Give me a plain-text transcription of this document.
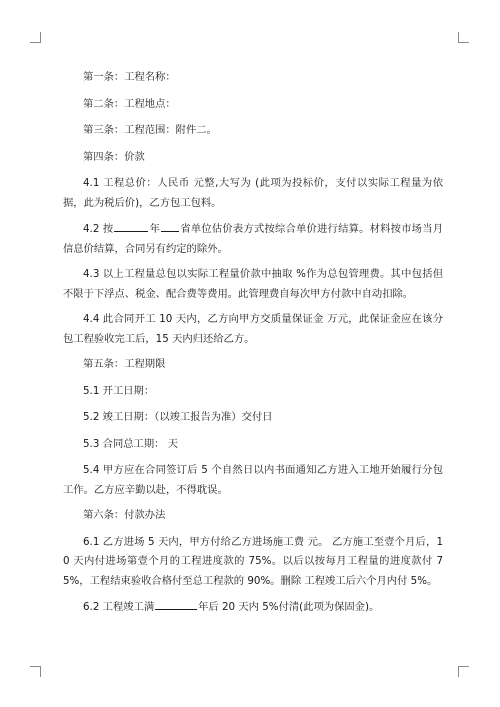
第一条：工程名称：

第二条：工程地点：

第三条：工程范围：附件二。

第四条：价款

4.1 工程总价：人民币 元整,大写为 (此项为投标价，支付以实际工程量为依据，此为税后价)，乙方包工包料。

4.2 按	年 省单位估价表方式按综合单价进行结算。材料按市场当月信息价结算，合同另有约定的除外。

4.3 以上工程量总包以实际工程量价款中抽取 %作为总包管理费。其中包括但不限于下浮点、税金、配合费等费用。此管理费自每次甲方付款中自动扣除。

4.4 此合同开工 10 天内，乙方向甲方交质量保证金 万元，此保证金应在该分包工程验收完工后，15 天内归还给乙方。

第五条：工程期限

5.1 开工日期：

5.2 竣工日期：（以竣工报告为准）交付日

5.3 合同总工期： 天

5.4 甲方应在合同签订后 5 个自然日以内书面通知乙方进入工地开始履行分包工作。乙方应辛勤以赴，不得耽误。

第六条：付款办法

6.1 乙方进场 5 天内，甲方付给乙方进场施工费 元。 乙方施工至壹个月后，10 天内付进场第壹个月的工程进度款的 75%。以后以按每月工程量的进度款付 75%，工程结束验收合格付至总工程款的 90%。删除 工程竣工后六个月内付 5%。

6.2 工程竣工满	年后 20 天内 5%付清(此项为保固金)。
___
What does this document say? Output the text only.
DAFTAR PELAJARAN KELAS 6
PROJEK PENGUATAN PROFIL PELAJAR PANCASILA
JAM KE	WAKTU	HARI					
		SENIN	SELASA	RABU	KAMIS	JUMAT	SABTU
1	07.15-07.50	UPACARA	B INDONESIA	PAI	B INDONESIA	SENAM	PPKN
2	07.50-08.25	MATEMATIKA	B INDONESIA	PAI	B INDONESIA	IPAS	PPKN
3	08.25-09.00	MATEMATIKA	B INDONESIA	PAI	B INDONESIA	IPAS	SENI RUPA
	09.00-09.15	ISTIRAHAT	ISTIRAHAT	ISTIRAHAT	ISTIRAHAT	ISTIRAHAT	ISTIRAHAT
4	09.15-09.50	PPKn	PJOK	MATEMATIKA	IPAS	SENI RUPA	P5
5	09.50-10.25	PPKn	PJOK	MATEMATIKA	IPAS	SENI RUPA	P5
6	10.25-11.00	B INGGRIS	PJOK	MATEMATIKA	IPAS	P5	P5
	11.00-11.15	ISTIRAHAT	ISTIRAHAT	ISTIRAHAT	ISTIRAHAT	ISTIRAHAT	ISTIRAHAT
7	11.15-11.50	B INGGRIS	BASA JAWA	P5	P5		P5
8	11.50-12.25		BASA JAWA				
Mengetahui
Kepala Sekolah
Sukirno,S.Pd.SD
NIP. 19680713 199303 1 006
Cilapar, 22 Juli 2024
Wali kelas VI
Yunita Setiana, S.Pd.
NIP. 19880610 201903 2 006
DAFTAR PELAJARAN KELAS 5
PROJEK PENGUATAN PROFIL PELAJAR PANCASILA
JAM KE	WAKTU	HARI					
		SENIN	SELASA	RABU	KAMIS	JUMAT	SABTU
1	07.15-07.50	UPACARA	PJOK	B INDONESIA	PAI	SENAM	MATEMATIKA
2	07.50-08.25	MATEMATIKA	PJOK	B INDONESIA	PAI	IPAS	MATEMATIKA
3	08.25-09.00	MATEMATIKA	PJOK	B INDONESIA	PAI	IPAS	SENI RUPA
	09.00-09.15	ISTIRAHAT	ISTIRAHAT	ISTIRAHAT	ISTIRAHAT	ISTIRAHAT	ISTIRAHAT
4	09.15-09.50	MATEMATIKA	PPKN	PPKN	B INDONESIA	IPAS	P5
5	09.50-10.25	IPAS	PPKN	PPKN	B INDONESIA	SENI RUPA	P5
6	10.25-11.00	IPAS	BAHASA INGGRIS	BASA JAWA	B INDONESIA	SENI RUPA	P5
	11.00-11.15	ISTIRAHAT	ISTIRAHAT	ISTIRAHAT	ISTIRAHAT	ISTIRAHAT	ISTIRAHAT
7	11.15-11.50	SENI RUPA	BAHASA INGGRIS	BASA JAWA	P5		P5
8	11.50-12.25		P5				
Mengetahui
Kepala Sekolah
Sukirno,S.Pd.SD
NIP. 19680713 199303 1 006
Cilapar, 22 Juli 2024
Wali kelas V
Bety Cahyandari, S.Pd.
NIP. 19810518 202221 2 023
___
## WHAT THE TASK ASKS
Scan the data above and copy every line with "SENAM" in it.

## RIGHT ANSWER
1	07.15-07.50	UPACARA	B INDONESIA	PAI	B INDONESIA	SENAM	PPKN
1	07.15-07.50	UPACARA	PJOK	B INDONESIA	PAI	SENAM	MATEMATIKA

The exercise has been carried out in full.